____ Data excerpts

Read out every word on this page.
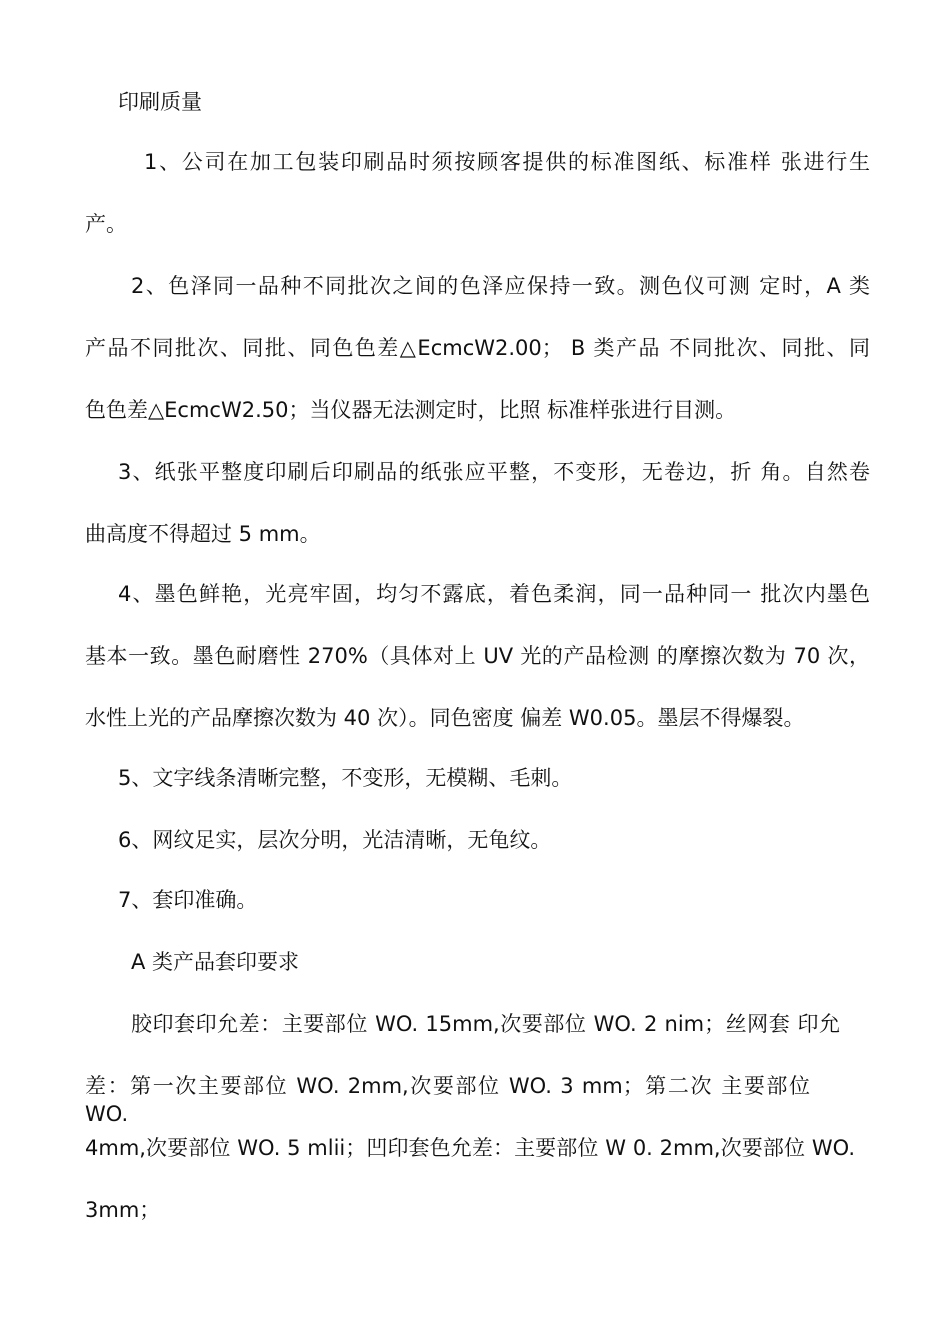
印刷质量
1、公司在加工包装印刷品时须按顾客提供的标准图纸、标准样 张进行生
产。
2、色泽同一品种不同批次之间的色泽应保持一致。测色仪可测 定时，A 类
产品不同批次、同批、同色色差△EcmcW2.00； B 类产品 不同批次、同批、同
色色差△EcmcW2.50；当仪器无法测定时，比照 标准样张进行目测。
3、纸张平整度印刷后印刷品的纸张应平整，不变形，无卷边，折 角。自然卷
曲高度不得超过 5 mm。
4、墨色鲜艳，光亮牢固，均匀不露底，着色柔润，同一品种同一 批次内墨色
基本一致。墨色耐磨性 270%（具体对上 UV 光的产品检测 的摩擦次数为 70 次，
水性上光的产品摩擦次数为 40 次）。同色密度 偏差 W0.05。墨层不得爆裂。
5、文字线条清晰完整，不变形，无模糊、毛刺。
6、网纹足实，层次分明，光洁清晰，无龟纹。
7、套印准确。
A 类产品套印要求
胶印套印允差：主要部位 WO. 15mm,次要部位 WO. 2 nim；丝网套 印允
差：第一次主要部位 WO. 2mm,次要部位 WO. 3 mm；第二次 主要部位 WO.
4mm,次要部位 WO. 5 mlii；凹印套色允差：主要部位 W 0. 2mm,次要部位 WO.
3mm；
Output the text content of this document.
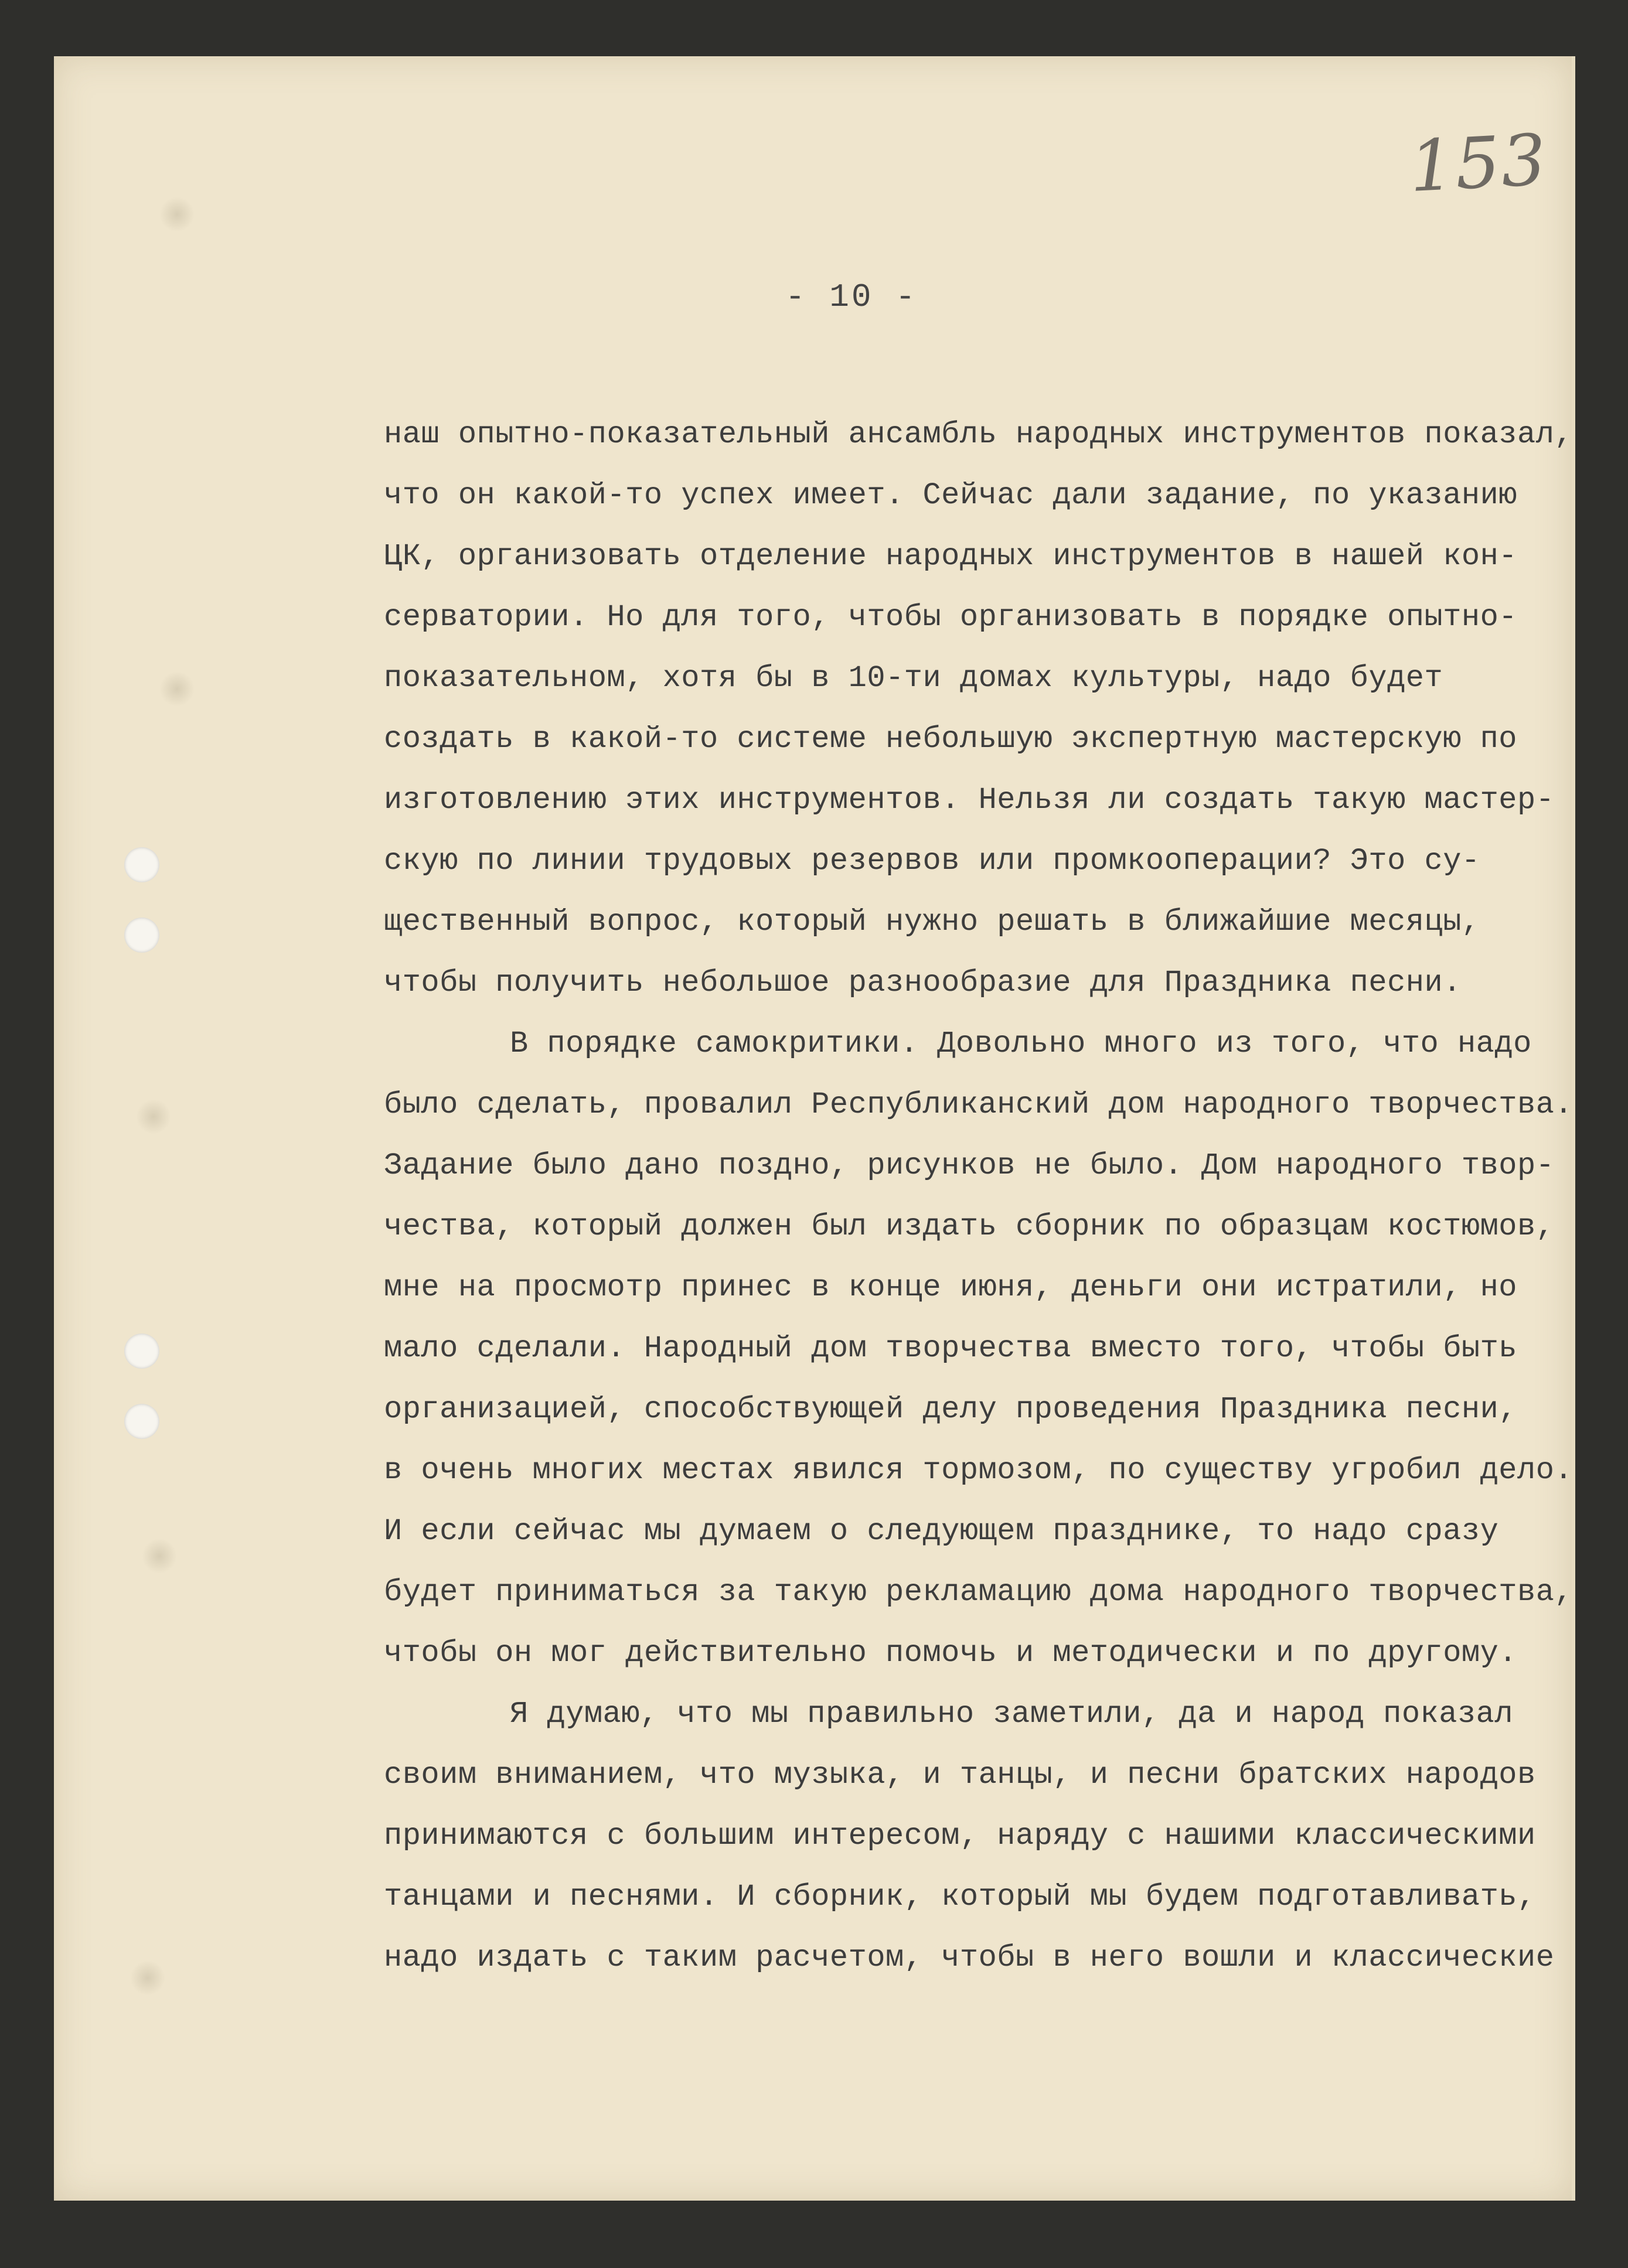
153
- 10 -
наш опытно-показательный ансамбль народных инструментов показал,
что он какой-то успех имеет. Сейчас дали задание, по указанию
ЦК, организовать отделение народных инструментов в нашей кон-
серватории. Но для того, чтобы организовать в порядке опытно-
показательном, хотя бы в 10-ти домах культуры, надо будет
создать в какой-то системе небольшую экспертную мастерскую по
изготовлению этих инструментов. Нельзя ли создать такую мастер-
скую по линии трудовых резервов или промкооперации? Это су-
щественный вопрос, который нужно решать в ближайшие месяцы,
чтобы получить небольшое разнообразие для Праздника песни.
В порядке самокритики. Довольно много из того, что надо
было сделать, провалил Республиканский дом народного творчества.
Задание было дано поздно, рисунков не было. Дом народного твор-
чества, который должен был издать сборник по образцам костюмов,
мне на просмотр принес в конце июня, деньги они истратили, но
мало сделали. Народный дом творчества вместо того, чтобы быть
организацией, способствующей делу проведения Праздника песни,
в очень многих местах явился тормозом, по существу угробил дело.
И если сейчас мы думаем о следующем празднике, то надо сразу
будет приниматься за такую рекламацию дома народного творчества,
чтобы он мог действительно помочь и методически и по другому.
Я думаю, что мы правильно заметили, да и народ показал
своим вниманием, что музыка, и танцы, и песни братских народов
принимаются с большим интересом, наряду с нашими классическими
танцами и песнями. И сборник, который мы будем подготавливать,
надо издать с таким расчетом, чтобы в него вошли и классические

________

Task objective: Extract the full listing exactly, with the pictures left out.

Reply:
Read out every word on this page.
印刷质量
1、公司在加工包装印刷品时须按顾客提供的标准图纸、标准样 张进行生
产。
2、色泽同一品种不同批次之间的色泽应保持一致。测色仪可测 定时，A 类
产品不同批次、同批、同色色差△EcmcW2.00； B 类产品 不同批次、同批、同
色色差△EcmcW2.50；当仪器无法测定时，比照 标准样张进行目测。
3、纸张平整度印刷后印刷品的纸张应平整，不变形，无卷边，折 角。自然卷
曲高度不得超过 5 mm。
4、墨色鲜艳，光亮牢固，均匀不露底，着色柔润，同一品种同一 批次内墨色
基本一致。墨色耐磨性 270%（具体对上 UV 光的产品检测 的摩擦次数为 70 次，
水性上光的产品摩擦次数为 40 次）。同色密度 偏差 W0.05。墨层不得爆裂。
5、文字线条清晰完整，不变形，无模糊、毛刺。
6、网纹足实，层次分明，光洁清晰，无龟纹。
7、套印准确。
A 类产品套印要求
胶印套印允差：主要部位 WO. 15mm,次要部位 WO. 2 nim；丝网套 印允
差：第一次主要部位 WO. 2mm,次要部位 WO. 3 mm；第二次 主要部位 WO.
4mm,次要部位 WO. 5 mlii；凹印套色允差：主要部位 W 0. 2mm,次要部位 WO.
3mm；
Output the text content of this document.
153
- 10 -
наш опытно-показательный ансамбль народных инструментов показал,
что он какой-то успех имеет. Сейчас дали задание, по указанию
ЦК, организовать отделение народных инструментов в нашей кон-
серватории. Но для того, чтобы организовать в порядке опытно-
показательном, хотя бы в 10-ти домах культуры, надо будет
создать в какой-то системе небольшую экспертную мастерскую по
изготовлению этих инструментов. Нельзя ли создать такую мастер-
скую по линии трудовых резервов или промкооперации? Это су-
щественный вопрос, который нужно решать в ближайшие месяцы,
чтобы получить небольшое разнообразие для Праздника песни.
В порядке самокритики. Довольно много из того, что надо
было сделать, провалил Республиканский дом народного творчества.
Задание было дано поздно, рисунков не было. Дом народного твор-
чества, который должен был издать сборник по образцам костюмов,
мне на просмотр принес в конце июня, деньги они истратили, но
мало сделали. Народный дом творчества вместо того, чтобы быть
организацией, способствующей делу проведения Праздника песни,
в очень многих местах явился тормозом, по существу угробил дело.
И если сейчас мы думаем о следующем празднике, то надо сразу
будет приниматься за такую рекламацию дома народного творчества,
чтобы он мог действительно помочь и методически и по другому.
Я думаю, что мы правильно заметили, да и народ показал
своим вниманием, что музыка, и танцы, и песни братских народов
принимаются с большим интересом, наряду с нашими классическими
танцами и песнями. И сборник, который мы будем подготавливать,
надо издать с таким расчетом, чтобы в него вошли и классические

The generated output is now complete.